Objective: From the entries below, list each line with "March".
* * * * * * *
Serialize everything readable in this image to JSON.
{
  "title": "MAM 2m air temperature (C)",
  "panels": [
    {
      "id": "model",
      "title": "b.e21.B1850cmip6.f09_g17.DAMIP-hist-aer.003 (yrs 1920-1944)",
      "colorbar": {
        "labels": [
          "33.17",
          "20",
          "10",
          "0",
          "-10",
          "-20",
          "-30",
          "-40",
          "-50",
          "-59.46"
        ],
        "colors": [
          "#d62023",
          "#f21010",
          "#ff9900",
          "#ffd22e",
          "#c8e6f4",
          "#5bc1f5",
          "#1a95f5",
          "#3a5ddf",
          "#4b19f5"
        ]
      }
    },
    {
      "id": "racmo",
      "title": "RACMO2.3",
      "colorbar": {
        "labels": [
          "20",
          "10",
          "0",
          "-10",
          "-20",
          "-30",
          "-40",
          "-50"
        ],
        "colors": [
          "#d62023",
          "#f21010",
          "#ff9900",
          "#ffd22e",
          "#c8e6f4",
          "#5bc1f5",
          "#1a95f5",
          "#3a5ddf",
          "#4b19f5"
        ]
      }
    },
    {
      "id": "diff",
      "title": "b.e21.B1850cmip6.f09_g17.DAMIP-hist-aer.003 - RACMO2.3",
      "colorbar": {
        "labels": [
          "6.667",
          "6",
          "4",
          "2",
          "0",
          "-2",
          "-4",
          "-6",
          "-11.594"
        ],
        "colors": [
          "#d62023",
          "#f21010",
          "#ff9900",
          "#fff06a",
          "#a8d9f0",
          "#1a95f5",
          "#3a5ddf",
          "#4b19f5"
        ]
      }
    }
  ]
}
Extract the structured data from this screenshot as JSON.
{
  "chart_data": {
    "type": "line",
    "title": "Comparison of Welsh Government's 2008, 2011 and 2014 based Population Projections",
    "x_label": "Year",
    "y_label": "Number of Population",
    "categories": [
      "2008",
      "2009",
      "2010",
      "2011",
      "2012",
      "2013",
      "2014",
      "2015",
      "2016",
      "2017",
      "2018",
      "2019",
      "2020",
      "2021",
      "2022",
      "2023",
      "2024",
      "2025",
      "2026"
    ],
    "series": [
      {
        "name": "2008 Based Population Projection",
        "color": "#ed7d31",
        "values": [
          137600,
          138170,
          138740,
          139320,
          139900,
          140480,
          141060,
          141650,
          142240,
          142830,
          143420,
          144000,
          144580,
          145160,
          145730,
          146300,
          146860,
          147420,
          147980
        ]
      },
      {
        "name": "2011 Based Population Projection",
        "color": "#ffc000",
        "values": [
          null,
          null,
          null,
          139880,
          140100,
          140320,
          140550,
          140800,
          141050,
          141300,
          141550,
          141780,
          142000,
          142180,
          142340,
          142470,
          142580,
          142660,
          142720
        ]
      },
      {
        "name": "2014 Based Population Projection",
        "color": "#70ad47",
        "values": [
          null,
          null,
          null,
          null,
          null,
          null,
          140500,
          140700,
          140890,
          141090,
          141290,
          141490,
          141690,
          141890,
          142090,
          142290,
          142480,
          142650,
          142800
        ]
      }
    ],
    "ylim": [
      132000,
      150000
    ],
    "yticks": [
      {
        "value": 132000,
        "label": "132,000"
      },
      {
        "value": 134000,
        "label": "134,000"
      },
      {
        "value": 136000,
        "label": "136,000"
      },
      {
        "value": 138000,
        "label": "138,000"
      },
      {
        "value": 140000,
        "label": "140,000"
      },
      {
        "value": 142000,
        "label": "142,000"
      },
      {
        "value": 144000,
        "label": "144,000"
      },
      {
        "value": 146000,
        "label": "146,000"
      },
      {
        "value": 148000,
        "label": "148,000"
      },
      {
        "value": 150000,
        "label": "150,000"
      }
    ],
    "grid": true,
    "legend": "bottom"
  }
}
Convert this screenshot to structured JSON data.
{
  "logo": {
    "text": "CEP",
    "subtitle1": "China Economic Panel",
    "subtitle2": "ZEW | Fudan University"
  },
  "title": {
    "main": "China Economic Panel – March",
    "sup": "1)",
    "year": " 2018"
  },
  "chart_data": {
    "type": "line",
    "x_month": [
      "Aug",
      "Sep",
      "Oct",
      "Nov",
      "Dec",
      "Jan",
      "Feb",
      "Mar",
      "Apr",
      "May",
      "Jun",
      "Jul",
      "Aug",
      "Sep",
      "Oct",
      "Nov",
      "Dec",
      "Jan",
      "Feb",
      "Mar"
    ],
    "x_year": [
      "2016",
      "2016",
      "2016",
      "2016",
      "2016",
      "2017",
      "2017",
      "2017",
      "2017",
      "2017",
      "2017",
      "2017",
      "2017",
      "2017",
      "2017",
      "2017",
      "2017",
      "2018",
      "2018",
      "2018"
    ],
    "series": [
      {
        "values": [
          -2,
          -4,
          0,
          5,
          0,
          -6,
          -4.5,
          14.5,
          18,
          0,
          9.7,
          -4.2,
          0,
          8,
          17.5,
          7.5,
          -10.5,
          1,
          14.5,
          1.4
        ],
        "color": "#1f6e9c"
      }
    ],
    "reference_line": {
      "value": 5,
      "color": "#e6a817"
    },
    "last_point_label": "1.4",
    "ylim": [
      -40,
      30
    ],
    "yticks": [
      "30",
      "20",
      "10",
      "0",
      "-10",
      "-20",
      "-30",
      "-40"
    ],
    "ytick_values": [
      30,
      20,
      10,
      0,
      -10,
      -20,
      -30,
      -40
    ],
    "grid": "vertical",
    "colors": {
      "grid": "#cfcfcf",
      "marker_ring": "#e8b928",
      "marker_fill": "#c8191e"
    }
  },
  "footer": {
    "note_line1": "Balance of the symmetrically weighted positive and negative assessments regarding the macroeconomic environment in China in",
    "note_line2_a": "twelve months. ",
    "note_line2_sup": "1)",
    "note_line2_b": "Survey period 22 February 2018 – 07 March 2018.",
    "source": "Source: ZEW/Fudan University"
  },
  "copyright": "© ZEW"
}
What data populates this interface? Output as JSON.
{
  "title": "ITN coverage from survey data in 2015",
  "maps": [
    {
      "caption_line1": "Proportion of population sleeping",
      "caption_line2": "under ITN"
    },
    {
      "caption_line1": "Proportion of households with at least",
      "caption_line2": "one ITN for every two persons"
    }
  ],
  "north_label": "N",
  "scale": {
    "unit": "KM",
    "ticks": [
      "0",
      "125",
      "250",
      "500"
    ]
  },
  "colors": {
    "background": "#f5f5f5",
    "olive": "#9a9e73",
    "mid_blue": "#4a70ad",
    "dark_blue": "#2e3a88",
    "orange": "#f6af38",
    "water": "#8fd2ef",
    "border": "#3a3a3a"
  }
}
* * * * * * *
Answer for this exercise:
    "main": "China Economic Panel – March",
    "note_line2_b": "Survey period 22 February 2018 – 07 March 2018.",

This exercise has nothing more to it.